## TO BE DONE
Copy out all the entries exactly.

═══ PROVIDED RECORDS ═══

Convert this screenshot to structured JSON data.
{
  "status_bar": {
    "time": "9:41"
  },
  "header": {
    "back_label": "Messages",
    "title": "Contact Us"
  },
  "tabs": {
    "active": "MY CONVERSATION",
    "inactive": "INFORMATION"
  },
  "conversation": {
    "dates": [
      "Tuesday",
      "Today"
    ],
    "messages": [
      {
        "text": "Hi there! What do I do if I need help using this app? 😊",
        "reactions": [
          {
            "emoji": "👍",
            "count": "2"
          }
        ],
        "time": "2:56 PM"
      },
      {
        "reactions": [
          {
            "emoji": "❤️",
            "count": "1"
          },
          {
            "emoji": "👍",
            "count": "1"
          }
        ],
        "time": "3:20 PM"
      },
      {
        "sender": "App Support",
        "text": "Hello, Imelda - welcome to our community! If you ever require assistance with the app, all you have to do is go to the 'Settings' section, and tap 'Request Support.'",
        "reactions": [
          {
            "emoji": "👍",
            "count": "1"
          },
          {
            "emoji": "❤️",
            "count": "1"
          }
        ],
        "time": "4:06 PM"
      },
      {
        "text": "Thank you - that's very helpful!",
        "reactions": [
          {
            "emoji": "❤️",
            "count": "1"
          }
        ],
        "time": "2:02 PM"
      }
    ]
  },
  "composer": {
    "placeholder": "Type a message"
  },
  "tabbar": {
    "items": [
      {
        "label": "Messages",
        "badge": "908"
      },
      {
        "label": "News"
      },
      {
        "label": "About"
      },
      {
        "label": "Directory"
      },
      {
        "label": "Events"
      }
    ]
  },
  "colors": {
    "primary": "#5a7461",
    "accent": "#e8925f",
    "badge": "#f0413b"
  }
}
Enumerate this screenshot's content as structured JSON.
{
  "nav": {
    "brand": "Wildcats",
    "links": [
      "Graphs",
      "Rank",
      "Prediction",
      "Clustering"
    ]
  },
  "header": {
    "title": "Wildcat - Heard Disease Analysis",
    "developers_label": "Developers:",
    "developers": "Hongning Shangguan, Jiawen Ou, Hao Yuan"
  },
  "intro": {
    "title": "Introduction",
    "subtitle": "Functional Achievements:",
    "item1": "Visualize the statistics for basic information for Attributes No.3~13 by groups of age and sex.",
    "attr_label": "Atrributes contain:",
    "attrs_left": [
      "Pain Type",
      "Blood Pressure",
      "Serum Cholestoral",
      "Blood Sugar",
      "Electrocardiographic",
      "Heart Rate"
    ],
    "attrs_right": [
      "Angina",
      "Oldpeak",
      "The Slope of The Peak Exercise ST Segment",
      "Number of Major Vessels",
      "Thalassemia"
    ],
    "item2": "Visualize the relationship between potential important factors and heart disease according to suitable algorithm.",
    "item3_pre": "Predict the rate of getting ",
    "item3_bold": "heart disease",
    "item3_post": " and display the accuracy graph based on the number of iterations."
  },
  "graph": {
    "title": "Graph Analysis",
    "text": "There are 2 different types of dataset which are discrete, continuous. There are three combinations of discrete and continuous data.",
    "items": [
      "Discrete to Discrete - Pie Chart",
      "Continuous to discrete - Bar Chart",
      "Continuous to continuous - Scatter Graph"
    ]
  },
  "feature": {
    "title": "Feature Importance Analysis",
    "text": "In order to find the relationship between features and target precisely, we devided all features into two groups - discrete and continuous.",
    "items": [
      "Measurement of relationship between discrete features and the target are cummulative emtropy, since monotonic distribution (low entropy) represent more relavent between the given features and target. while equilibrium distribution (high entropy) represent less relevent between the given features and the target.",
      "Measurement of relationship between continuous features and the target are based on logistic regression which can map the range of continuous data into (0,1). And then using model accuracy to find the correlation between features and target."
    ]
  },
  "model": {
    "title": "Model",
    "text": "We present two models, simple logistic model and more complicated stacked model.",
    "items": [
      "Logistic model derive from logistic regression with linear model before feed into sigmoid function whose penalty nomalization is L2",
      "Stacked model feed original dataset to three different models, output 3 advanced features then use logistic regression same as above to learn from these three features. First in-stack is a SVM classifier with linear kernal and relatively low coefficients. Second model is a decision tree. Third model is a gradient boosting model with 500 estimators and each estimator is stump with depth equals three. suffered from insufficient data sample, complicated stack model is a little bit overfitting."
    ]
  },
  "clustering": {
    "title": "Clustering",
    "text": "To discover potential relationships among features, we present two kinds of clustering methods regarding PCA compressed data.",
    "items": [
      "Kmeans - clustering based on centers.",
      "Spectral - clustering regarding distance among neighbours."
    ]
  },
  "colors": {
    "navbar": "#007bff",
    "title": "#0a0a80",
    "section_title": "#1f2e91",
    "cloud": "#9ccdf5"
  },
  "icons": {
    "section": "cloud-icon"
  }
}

═══

## SOLUTION
Convert this screenshot to structured JSON data.
{
  "status_bar": {
    "time": "9:41"
  },
  "header": {
    "back_label": "Messages",
    "title": "Contact Us"
  },
  "tabs": {
    "active": "MY CONVERSATION",
    "inactive": "INFORMATION"
  },
  "conversation": {
    "dates": [
      "Tuesday",
      "Today"
    ],
    "messages": [
      {
        "text": "Hi there! What do I do if I need help using this app? 😊",
        "reactions": [
          {
            "emoji": "👍",
            "count": "2"
          }
        ],
        "time": "2:56 PM"
      },
      {
        "reactions": [
          {
            "emoji": "❤️",
            "count": "1"
          },
          {
            "emoji": "👍",
            "count": "1"
          }
        ],
        "time": "3:20 PM"
      },
      {
        "sender": "App Support",
        "text": "Hello, Imelda - welcome to our community! If you ever require assistance with the app, all you have to do is go to the 'Settings' section, and tap 'Request Support.'",
        "reactions": [
          {
            "emoji": "👍",
            "count": "1"
          },
          {
            "emoji": "❤️",
            "count": "1"
          }
        ],
        "time": "4:06 PM"
      },
      {
        "text": "Thank you - that's very helpful!",
        "reactions": [
          {
            "emoji": "❤️",
            "count": "1"
          }
        ],
        "time": "2:02 PM"
      }
    ]
  },
  "composer": {
    "placeholder": "Type a message"
  },
  "tabbar": {
    "items": [
      {
        "label": "Messages",
        "badge": "908"
      },
      {
        "label": "News"
      },
      {
        "label": "About"
      },
      {
        "label": "Directory"
      },
      {
        "label": "Events"
      }
    ]
  },
  "colors": {
    "primary": "#5a7461",
    "accent": "#e8925f",
    "badge": "#f0413b"
  }
}
Enumerate this screenshot's content as structured JSON.
{
  "nav": {
    "brand": "Wildcats",
    "links": [
      "Graphs",
      "Rank",
      "Prediction",
      "Clustering"
    ]
  },
  "header": {
    "title": "Wildcat - Heard Disease Analysis",
    "developers_label": "Developers:",
    "developers": "Hongning Shangguan, Jiawen Ou, Hao Yuan"
  },
  "intro": {
    "title": "Introduction",
    "subtitle": "Functional Achievements:",
    "item1": "Visualize the statistics for basic information for Attributes No.3~13 by groups of age and sex.",
    "attr_label": "Atrributes contain:",
    "attrs_left": [
      "Pain Type",
      "Blood Pressure",
      "Serum Cholestoral",
      "Blood Sugar",
      "Electrocardiographic",
      "Heart Rate"
    ],
    "attrs_right": [
      "Angina",
      "Oldpeak",
      "The Slope of The Peak Exercise ST Segment",
      "Number of Major Vessels",
      "Thalassemia"
    ],
    "item2": "Visualize the relationship between potential important factors and heart disease according to suitable algorithm.",
    "item3_pre": "Predict the rate of getting ",
    "item3_bold": "heart disease",
    "item3_post": " and display the accuracy graph based on the number of iterations."
  },
  "graph": {
    "title": "Graph Analysis",
    "text": "There are 2 different types of dataset which are discrete, continuous. There are three combinations of discrete and continuous data.",
    "items": [
      "Discrete to Discrete - Pie Chart",
      "Continuous to discrete - Bar Chart",
      "Continuous to continuous - Scatter Graph"
    ]
  },
  "feature": {
    "title": "Feature Importance Analysis",
    "text": "In order to find the relationship between features and target precisely, we devided all features into two groups - discrete and continuous.",
    "items": [
      "Measurement of relationship between discrete features and the target are cummulative emtropy, since monotonic distribution (low entropy) represent more relavent between the given features and target. while equilibrium distribution (high entropy) represent less relevent between the given features and the target.",
      "Measurement of relationship between continuous features and the target are based on logistic regression which can map the range of continuous data into (0,1). And then using model accuracy to find the correlation between features and target."
    ]
  },
  "model": {
    "title": "Model",
    "text": "We present two models, simple logistic model and more complicated stacked model.",
    "items": [
      "Logistic model derive from logistic regression with linear model before feed into sigmoid function whose penalty nomalization is L2",
      "Stacked model feed original dataset to three different models, output 3 advanced features then use logistic regression same as above to learn from these three features. First in-stack is a SVM classifier with linear kernal and relatively low coefficients. Second model is a decision tree. Third model is a gradient boosting model with 500 estimators and each estimator is stump with depth equals three. suffered from insufficient data sample, complicated stack model is a little bit overfitting."
    ]
  },
  "clustering": {
    "title": "Clustering",
    "text": "To discover potential relationships among features, we present two kinds of clustering methods regarding PCA compressed data.",
    "items": [
      "Kmeans - clustering based on centers.",
      "Spectral - clustering regarding distance among neighbours."
    ]
  },
  "colors": {
    "navbar": "#007bff",
    "title": "#0a0a80",
    "section_title": "#1f2e91",
    "cloud": "#9ccdf5"
  },
  "icons": {
    "section": "cloud-icon"
  }
}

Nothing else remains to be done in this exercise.